--- INPUT MATERIAL ---

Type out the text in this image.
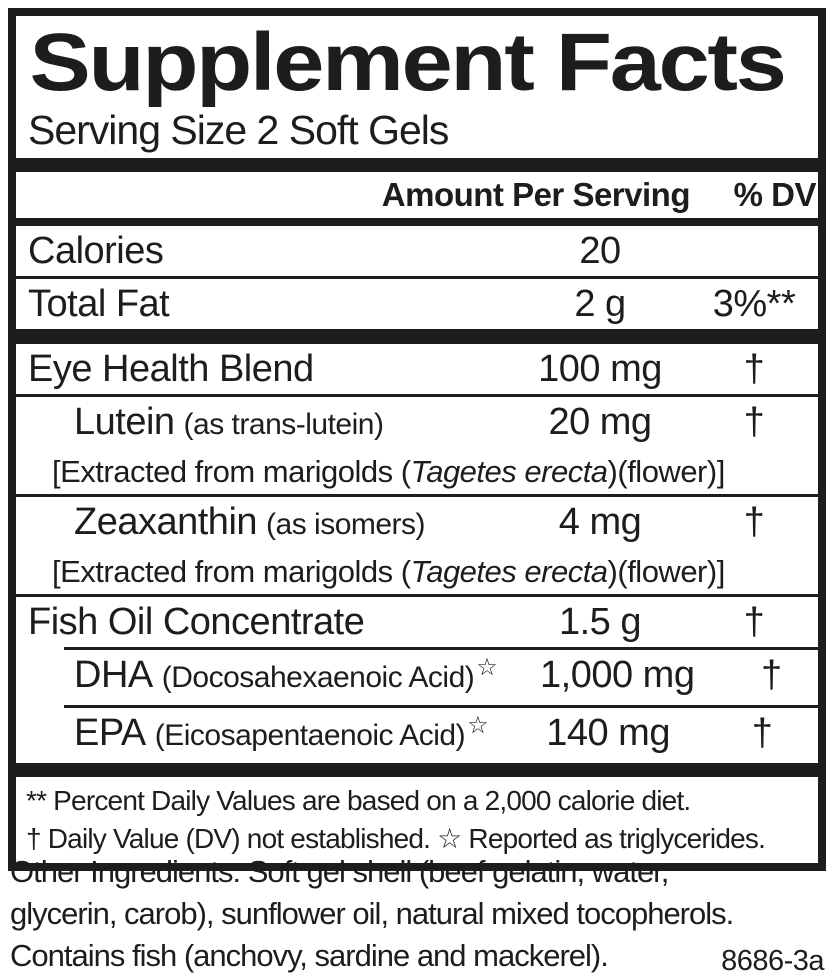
Supplement Facts
Serving Size 2 Soft Gels
Amount Per Serving	% DV
Calories	20
Total Fat	2 g	3%**
Eye Health Blend	100 mg	†
Lutein (as trans-lutein)	20 mg	†
[Extracted from marigolds (Tagetes erecta)(flower)]
Zeaxanthin (as isomers)	4 mg	†
[Extracted from marigolds (Tagetes erecta)(flower)]
Fish Oil Concentrate	1.5 g	†
DHA (Docosahexaenoic Acid)☆	1,000 mg	†
EPA (Eicosapentaenoic Acid)☆	140 mg	†
** Percent Daily Values are based on a 2,000 calorie diet.
† Daily Value (DV) not established. ☆ Reported as triglycerides.
Other Ingredients: Soft gel shell (beef gelatin, water,
glycerin, carob), sunflower oil, natural mixed tocopherols.
Contains fish (anchovy, sardine and mackerel).	8686-3a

---

DO THIS: In the records above, locate every line with the string "Serving" and copy it.

ANSWER:
Serving Size 2 Soft Gels
Amount Per Serving	% DV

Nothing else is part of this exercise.